» **Set problem**
Return every line of the records below verbatim, with no pictures in the copy.

» **Supplied data**
________

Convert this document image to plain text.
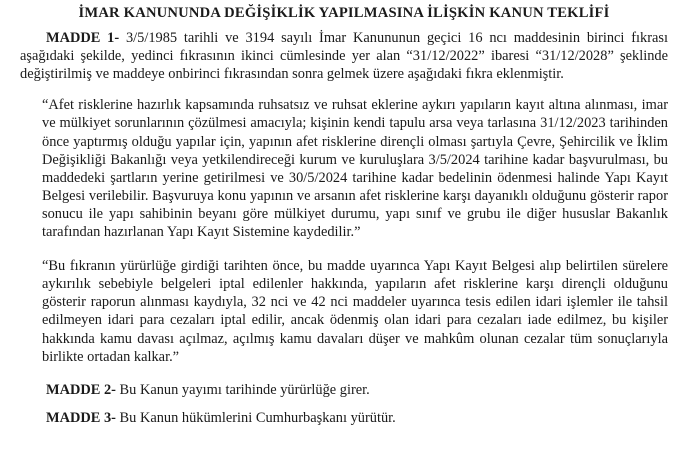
İMAR KANUNUNDA DEĞİŞİKLİK YAPILMASINA İLİŞKİN KANUN TEKLİFİ

MADDE 1- 3/5/1985 tarihli ve 3194 sayılı İmar Kanununun geçici 16 ncı maddesinin birinci fıkrası aşağıdaki şekilde, yedinci fıkrasının ikinci cümlesinde yer alan “31/12/2022” ibaresi “31/12/2028” şeklinde değiştirilmiş ve maddeye onbirinci fıkrasından sonra gelmek üzere aşağıdaki fıkra eklenmiştir.

“Afet risklerine hazırlık kapsamında ruhsatsız ve ruhsat eklerine aykırı yapıların kayıt altına alınması, imar ve mülkiyet sorunlarının çözülmesi amacıyla; kişinin kendi tapulu arsa veya tarlasına 31/12/2023 tarihinden önce yaptırmış olduğu yapılar için, yapının afet risklerine dirençli olması şartıyla Çevre, Şehircilik ve İklim Değişikliği Bakanlığı veya yetkilendireceği kurum ve kuruluşlara 3/5/2024 tarihine kadar başvurulması, bu maddedeki şartların yerine getirilmesi ve 30/5/2024 tarihine kadar bedelinin ödenmesi halinde Yapı Kayıt Belgesi verilebilir. Başvuruya konu yapının ve arsanın afet risklerine karşı dayanıklı olduğunu gösterir rapor sonucu ile yapı sahibinin beyanı göre mülkiyet durumu, yapı sınıf ve grubu ile diğer hususlar Bakanlık tarafından hazırlanan Yapı Kayıt Sistemine kaydedilir.”

“Bu fıkranın yürürlüğe girdiği tarihten önce, bu madde uyarınca Yapı Kayıt Belgesi alıp belirtilen sürelere aykırılık sebebiyle belgeleri iptal edilenler hakkında, yapıların afet risklerine karşı dirençli olduğunu gösterir raporun alınması kaydıyla, 32 nci ve 42 nci maddeler uyarınca tesis edilen idari işlemler ile tahsil edilmeyen idari para cezaları iptal edilir, ancak ödenmiş olan idari para cezaları iade edilmez, bu kişiler hakkında kamu davası açılmaz, açılmış kamu davaları düşer ve mahkûm olunan cezalar tüm sonuçlarıyla birlikte ortadan kalkar.”

MADDE 2- Bu Kanun yayımı tarihinde yürürlüğe girer.

MADDE 3- Bu Kanun hükümlerini Cumhurbaşkanı yürütür.
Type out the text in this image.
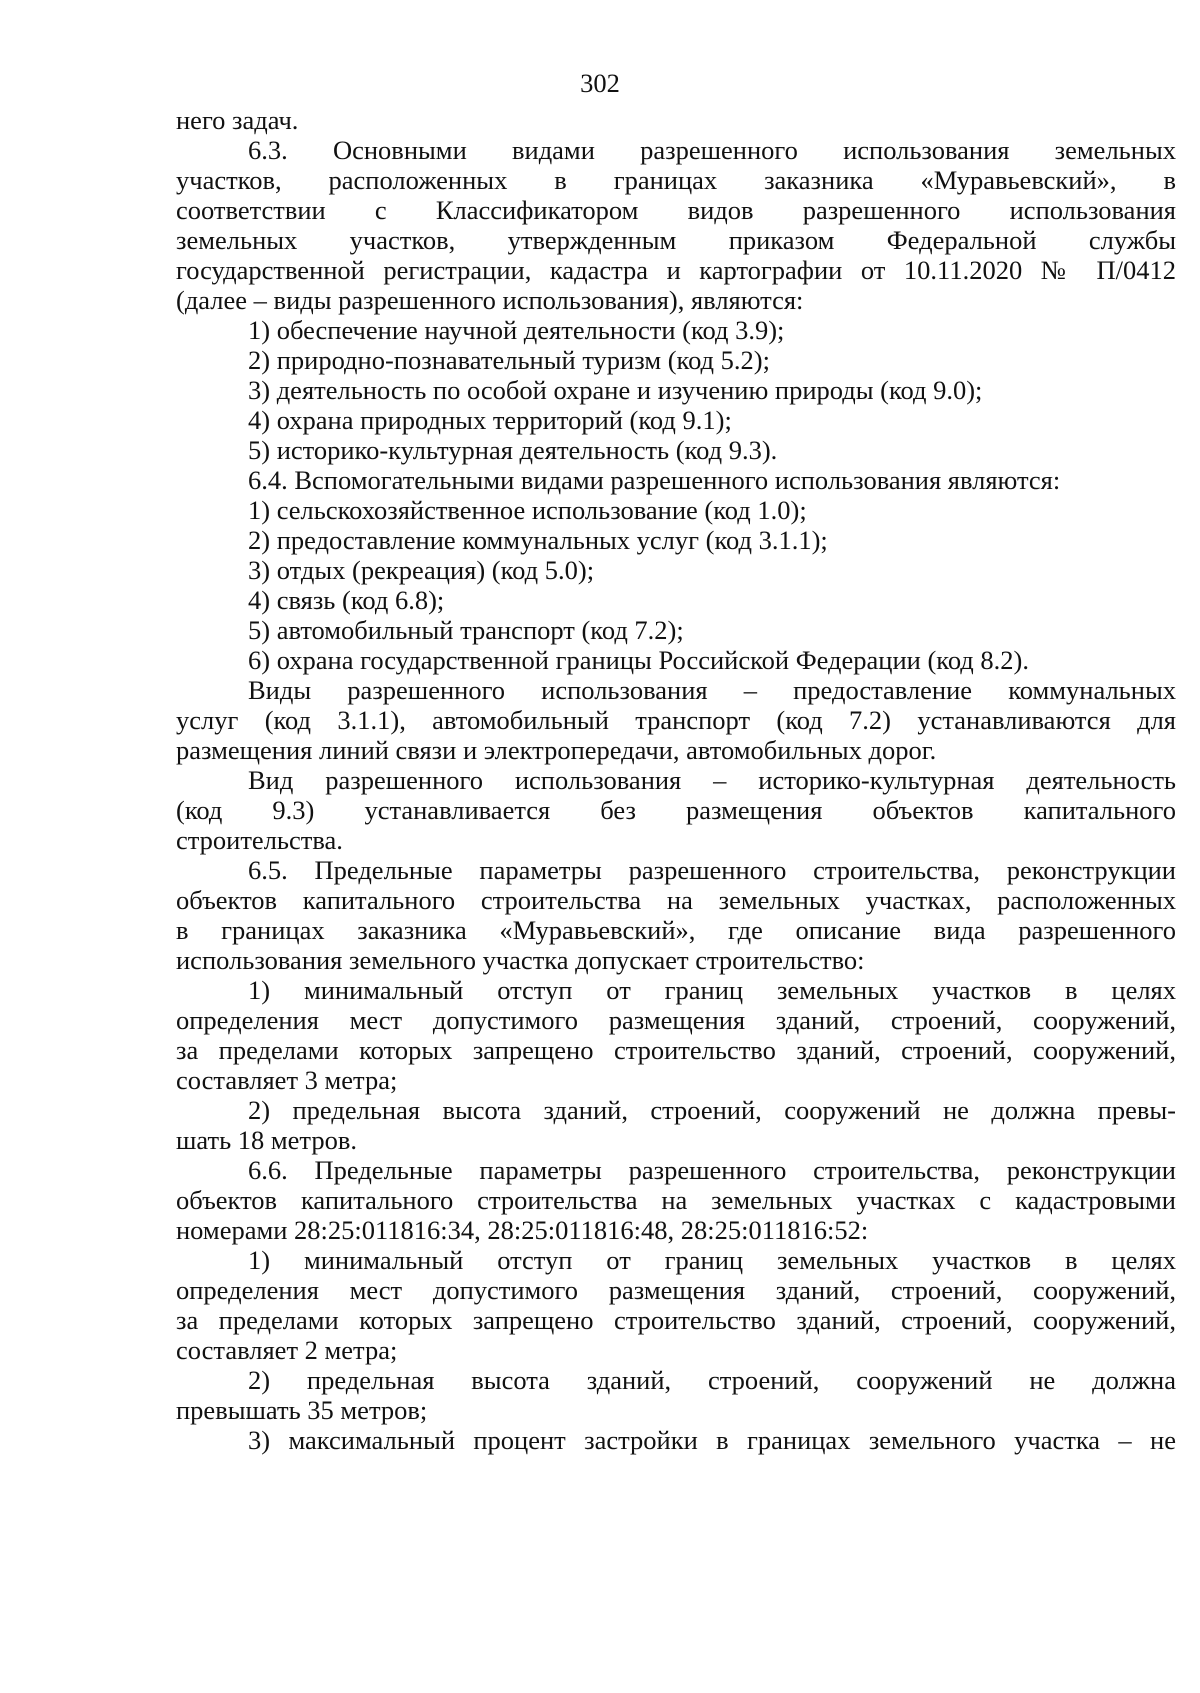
302
него задач.
6.3. Основными видами разрешенного использования земельных
участков, расположенных в границах заказника «Муравьевский», в
соответствии с Классификатором видов разрешенного использования
земельных участков, утвержденным приказом Федеральной службы
государственной регистрации, кадастра и картографии от 10.11.2020 № П/0412
(далее – виды разрешенного использования), являются:
1) обеспечение научной деятельности (код 3.9);
2) природно-познавательный туризм (код 5.2);
3) деятельность по особой охране и изучению природы (код 9.0);
4) охрана природных территорий (код 9.1);
5) историко-культурная деятельность (код 9.3).
6.4. Вспомогательными видами разрешенного использования являются:
1) сельскохозяйственное использование (код 1.0);
2) предоставление коммунальных услуг (код 3.1.1);
3) отдых (рекреация) (код 5.0);
4) связь (код 6.8);
5) автомобильный транспорт (код 7.2);
6) охрана государственной границы Российской Федерации (код 8.2).
Виды разрешенного использования – предоставление коммунальных
услуг (код 3.1.1), автомобильный транспорт (код 7.2) устанавливаются для
размещения линий связи и электропередачи, автомобильных дорог.
Вид разрешенного использования – историко-культурная деятельность
(код 9.3) устанавливается без размещения объектов капитального
строительства.
6.5. Предельные параметры разрешенного строительства, реконструкции
объектов капитального строительства на земельных участках, расположенных
в границах заказника «Муравьевский», где описание вида разрешенного
использования земельного участка допускает строительство:
1) минимальный отступ от границ земельных участков в целях
определения мест допустимого размещения зданий, строений, сооружений,
за пределами которых запрещено строительство зданий, строений, сооружений,
составляет 3 метра;
2) предельная высота зданий, строений, сооружений не должна превы-
шать 18 метров.
6.6. Предельные параметры разрешенного строительства, реконструкции
объектов капитального строительства на земельных участках с кадастровыми
номерами 28:25:011816:34, 28:25:011816:48, 28:25:011816:52:
1) минимальный отступ от границ земельных участков в целях
определения мест допустимого размещения зданий, строений, сооружений,
за пределами которых запрещено строительство зданий, строений, сооружений,
составляет 2 метра;
2) предельная высота зданий, строений, сооружений не должна
превышать 35 метров;
3) максимальный процент застройки в границах земельного участка – не
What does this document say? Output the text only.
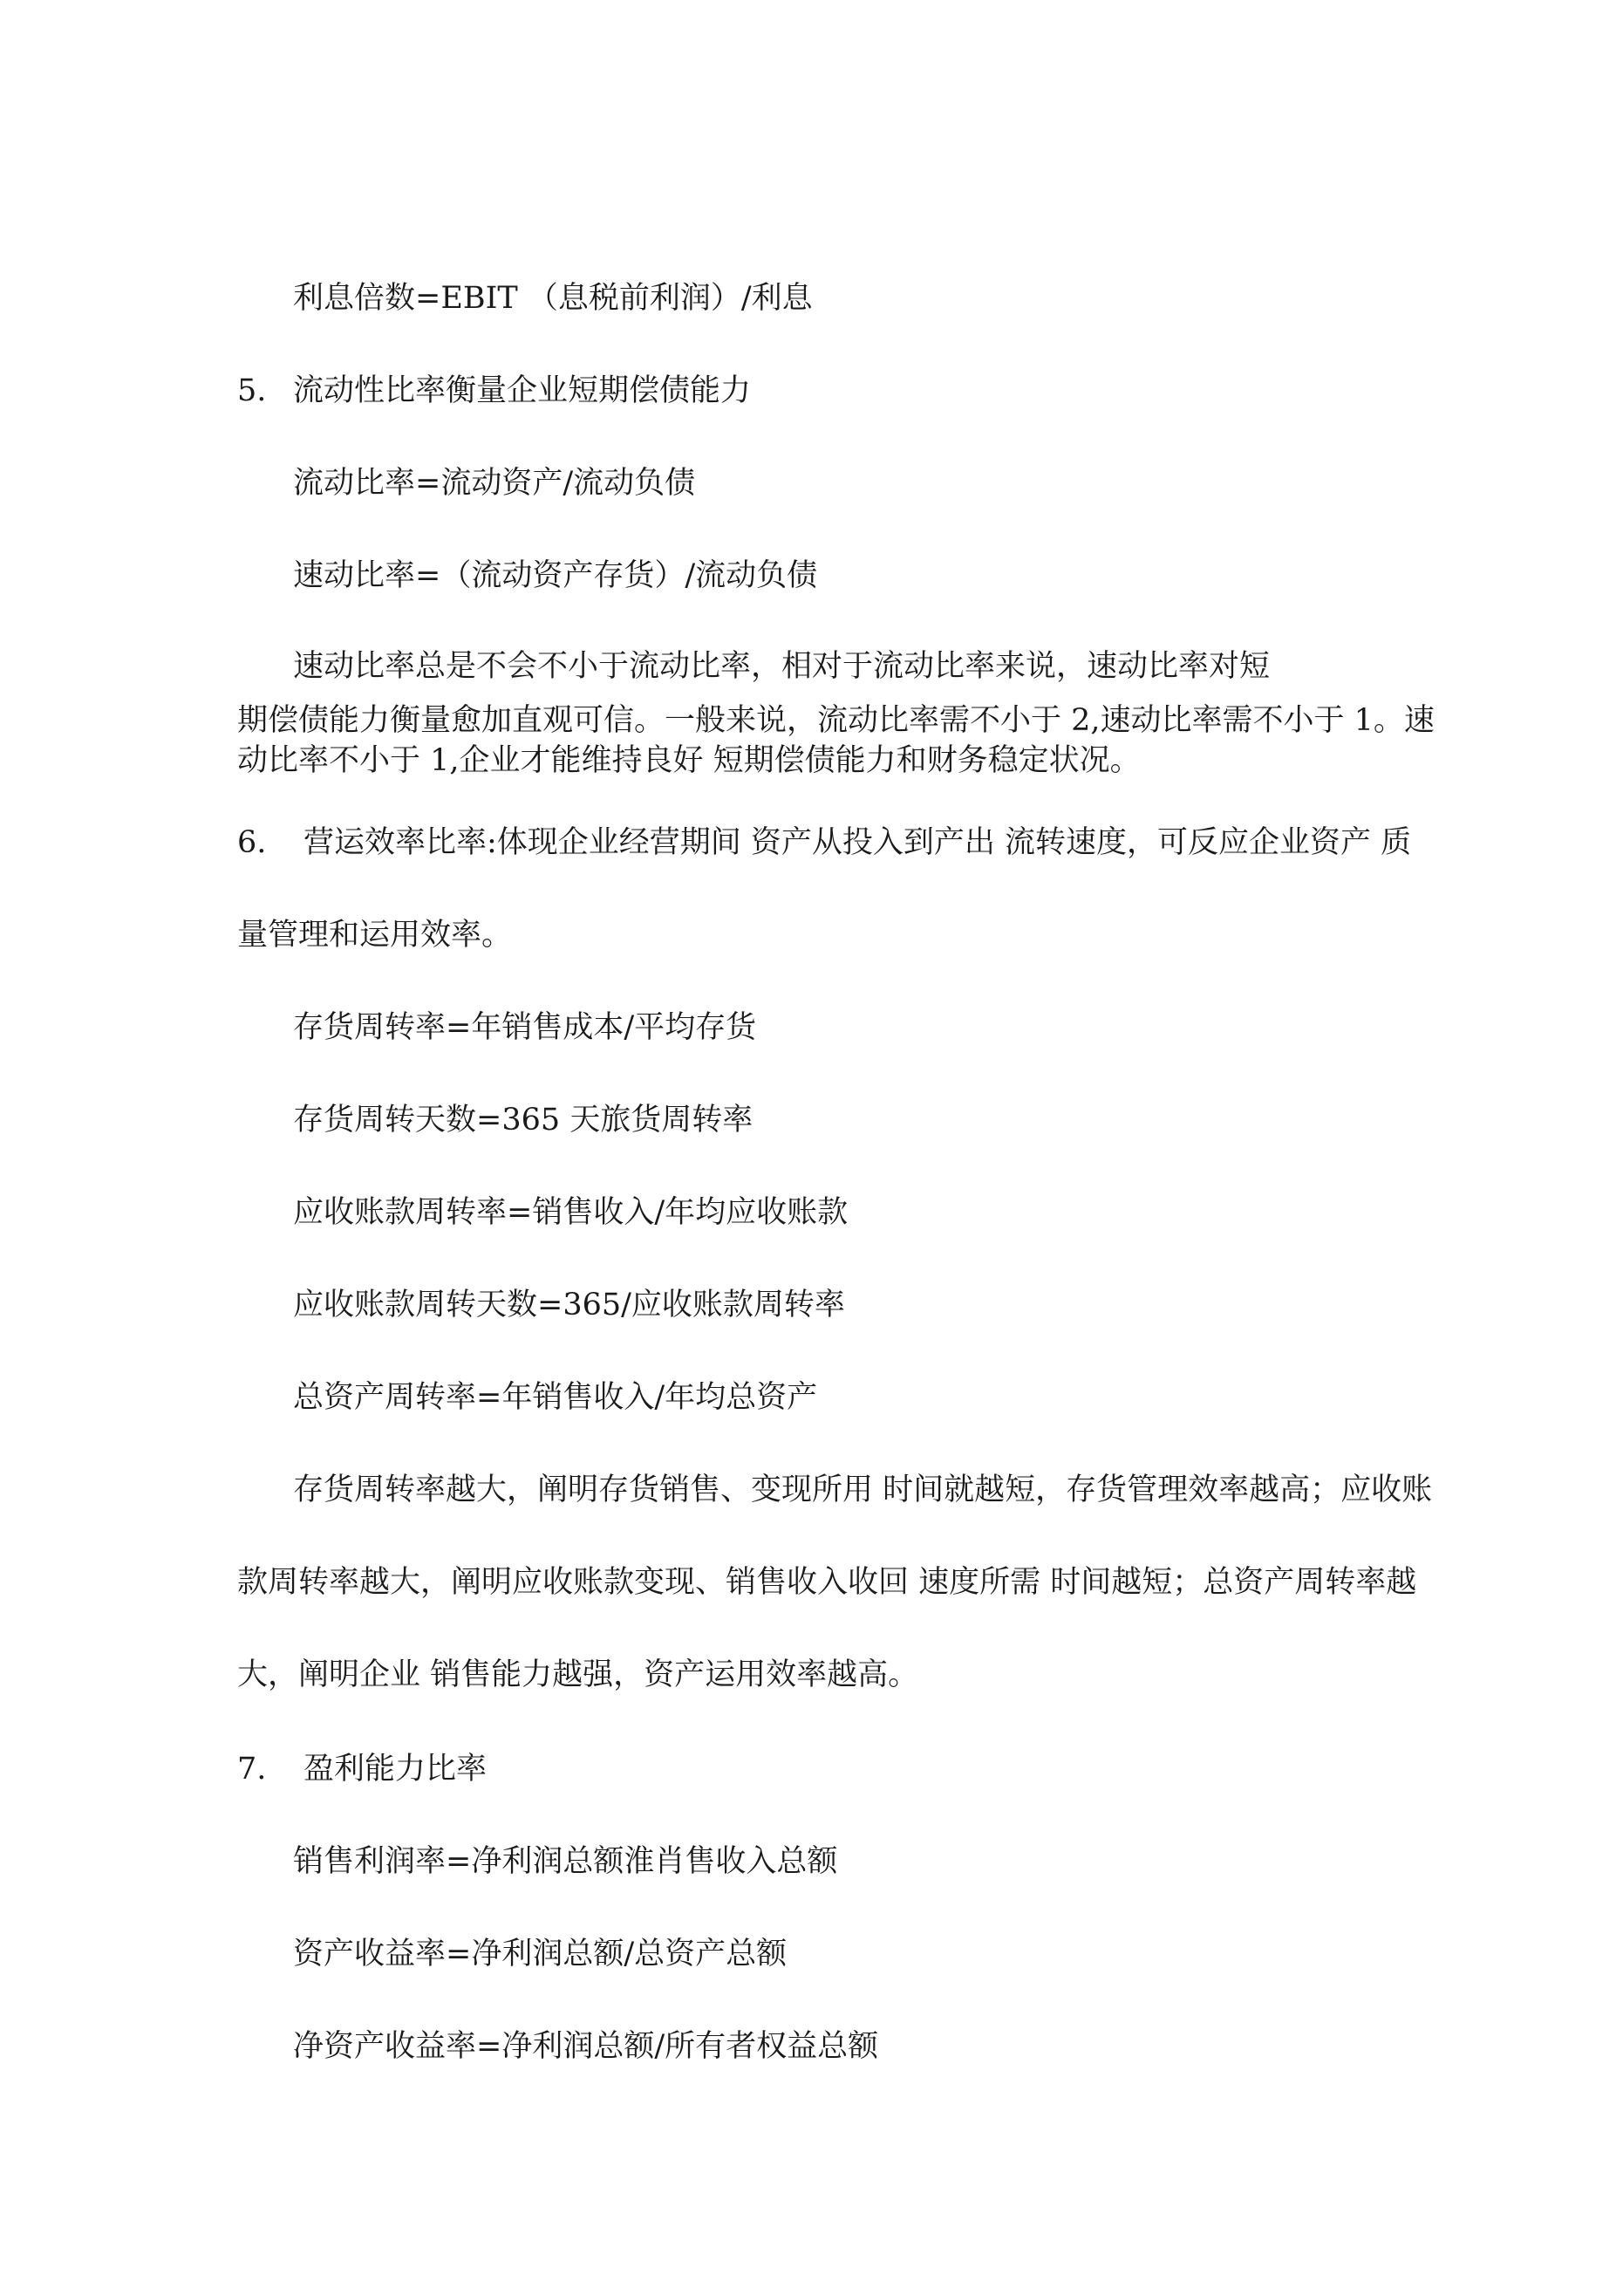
利息倍数=EBIT （息税前利润）/利息
5. 流动性比率衡量企业短期偿债能力
流动比率=流动资产/流动负债
速动比率=（流动资产存货）/流动负债
速动比率总是不会不小于流动比率，相对于流动比率来说，速动比率对短
期偿债能力衡量愈加直观可信。一般来说，流动比率需不小于 2,速动比率需不小于 1。速
动比率不小于 1,企业才能维持良好 短期偿债能力和财务稳定状况。
6. 营运效率比率:体现企业经营期间 资产从投入到产出 流转速度，可反应企业资产 质
量管理和运用效率。
存货周转率=年销售成本/平均存货
存货周转天数=365 天旅货周转率
应收账款周转率=销售收入/年均应收账款
应收账款周转天数=365/应收账款周转率
总资产周转率=年销售收入/年均总资产
存货周转率越大，阐明存货销售、变现所用 时间就越短，存货管理效率越高；应收账
款周转率越大，阐明应收账款变现、销售收入收回 速度所需 时间越短；总资产周转率越
大，阐明企业 销售能力越强，资产运用效率越高。
7. 盈利能力比率
销售利润率=净利润总额淮肖售收入总额
资产收益率=净利润总额/总资产总额
净资产收益率=净利润总额/所有者权益总额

________

» **Task answer**
Convert this document image to plain text.
İMAR KANUNUNDA DEĞİŞİKLİK YAPILMASINA İLİŞKİN KANUN TEKLİFİ

MADDE 1- 3/5/1985 tarihli ve 3194 sayılı İmar Kanununun geçici 16 ncı maddesinin birinci fıkrası aşağıdaki şekilde, yedinci fıkrasının ikinci cümlesinde yer alan “31/12/2022” ibaresi “31/12/2028” şeklinde değiştirilmiş ve maddeye onbirinci fıkrasından sonra gelmek üzere aşağıdaki fıkra eklenmiştir.

“Afet risklerine hazırlık kapsamında ruhsatsız ve ruhsat eklerine aykırı yapıların kayıt altına alınması, imar ve mülkiyet sorunlarının çözülmesi amacıyla; kişinin kendi tapulu arsa veya tarlasına 31/12/2023 tarihinden önce yaptırmış olduğu yapılar için, yapının afet risklerine dirençli olması şartıyla Çevre, Şehircilik ve İklim Değişikliği Bakanlığı veya yetkilendireceği kurum ve kuruluşlara 3/5/2024 tarihine kadar başvurulması, bu maddedeki şartların yerine getirilmesi ve 30/5/2024 tarihine kadar bedelinin ödenmesi halinde Yapı Kayıt Belgesi verilebilir. Başvuruya konu yapının ve arsanın afet risklerine karşı dayanıklı olduğunu gösterir rapor sonucu ile yapı sahibinin beyanı göre mülkiyet durumu, yapı sınıf ve grubu ile diğer hususlar Bakanlık tarafından hazırlanan Yapı Kayıt Sistemine kaydedilir.”

“Bu fıkranın yürürlüğe girdiği tarihten önce, bu madde uyarınca Yapı Kayıt Belgesi alıp belirtilen sürelere aykırılık sebebiyle belgeleri iptal edilenler hakkında, yapıların afet risklerine karşı dirençli olduğunu gösterir raporun alınması kaydıyla, 32 nci ve 42 nci maddeler uyarınca tesis edilen idari işlemler ile tahsil edilmeyen idari para cezaları iptal edilir, ancak ödenmiş olan idari para cezaları iade edilmez, bu kişiler hakkında kamu davası açılmaz, açılmış kamu davaları düşer ve mahkûm olunan cezalar tüm sonuçlarıyla birlikte ortadan kalkar.”

MADDE 2- Bu Kanun yayımı tarihinde yürürlüğe girer.

MADDE 3- Bu Kanun hükümlerini Cumhurbaşkanı yürütür.
Type out the text in this image.
302
него задач.
6.3. Основными видами разрешенного использования земельных
участков, расположенных в границах заказника «Муравьевский», в
соответствии с Классификатором видов разрешенного использования
земельных участков, утвержденным приказом Федеральной службы
государственной регистрации, кадастра и картографии от 10.11.2020 № П/0412
(далее – виды разрешенного использования), являются:
1) обеспечение научной деятельности (код 3.9);
2) природно-познавательный туризм (код 5.2);
3) деятельность по особой охране и изучению природы (код 9.0);
4) охрана природных территорий (код 9.1);
5) историко-культурная деятельность (код 9.3).
6.4. Вспомогательными видами разрешенного использования являются:
1) сельскохозяйственное использование (код 1.0);
2) предоставление коммунальных услуг (код 3.1.1);
3) отдых (рекреация) (код 5.0);
4) связь (код 6.8);
5) автомобильный транспорт (код 7.2);
6) охрана государственной границы Российской Федерации (код 8.2).
Виды разрешенного использования – предоставление коммунальных
услуг (код 3.1.1), автомобильный транспорт (код 7.2) устанавливаются для
размещения линий связи и электропередачи, автомобильных дорог.
Вид разрешенного использования – историко-культурная деятельность
(код 9.3) устанавливается без размещения объектов капитального
строительства.
6.5. Предельные параметры разрешенного строительства, реконструкции
объектов капитального строительства на земельных участках, расположенных
в границах заказника «Муравьевский», где описание вида разрешенного
использования земельного участка допускает строительство:
1) минимальный отступ от границ земельных участков в целях
определения мест допустимого размещения зданий, строений, сооружений,
за пределами которых запрещено строительство зданий, строений, сооружений,
составляет 3 метра;
2) предельная высота зданий, строений, сооружений не должна превы-
шать 18 метров.
6.6. Предельные параметры разрешенного строительства, реконструкции
объектов капитального строительства на земельных участках с кадастровыми
номерами 28:25:011816:34, 28:25:011816:48, 28:25:011816:52:
1) минимальный отступ от границ земельных участков в целях
определения мест допустимого размещения зданий, строений, сооружений,
за пределами которых запрещено строительство зданий, строений, сооружений,
составляет 2 метра;
2) предельная высота зданий, строений, сооружений не должна
превышать 35 метров;
3) максимальный процент застройки в границах земельного участка – не
What does this document say? Output the text only.
利息倍数=EBIT （息税前利润）/利息
5. 流动性比率衡量企业短期偿债能力
流动比率=流动资产/流动负债
速动比率=（流动资产存货）/流动负债
速动比率总是不会不小于流动比率，相对于流动比率来说，速动比率对短
期偿债能力衡量愈加直观可信。一般来说，流动比率需不小于 2,速动比率需不小于 1。速
动比率不小于 1,企业才能维持良好 短期偿债能力和财务稳定状况。
6. 营运效率比率:体现企业经营期间 资产从投入到产出 流转速度，可反应企业资产 质
量管理和运用效率。
存货周转率=年销售成本/平均存货
存货周转天数=365 天旅货周转率
应收账款周转率=销售收入/年均应收账款
应收账款周转天数=365/应收账款周转率
总资产周转率=年销售收入/年均总资产
存货周转率越大，阐明存货销售、变现所用 时间就越短，存货管理效率越高；应收账
款周转率越大，阐明应收账款变现、销售收入收回 速度所需 时间越短；总资产周转率越
大，阐明企业 销售能力越强，资产运用效率越高。
7. 盈利能力比率
销售利润率=净利润总额淮肖售收入总额
资产收益率=净利润总额/总资产总额
净资产收益率=净利润总额/所有者权益总额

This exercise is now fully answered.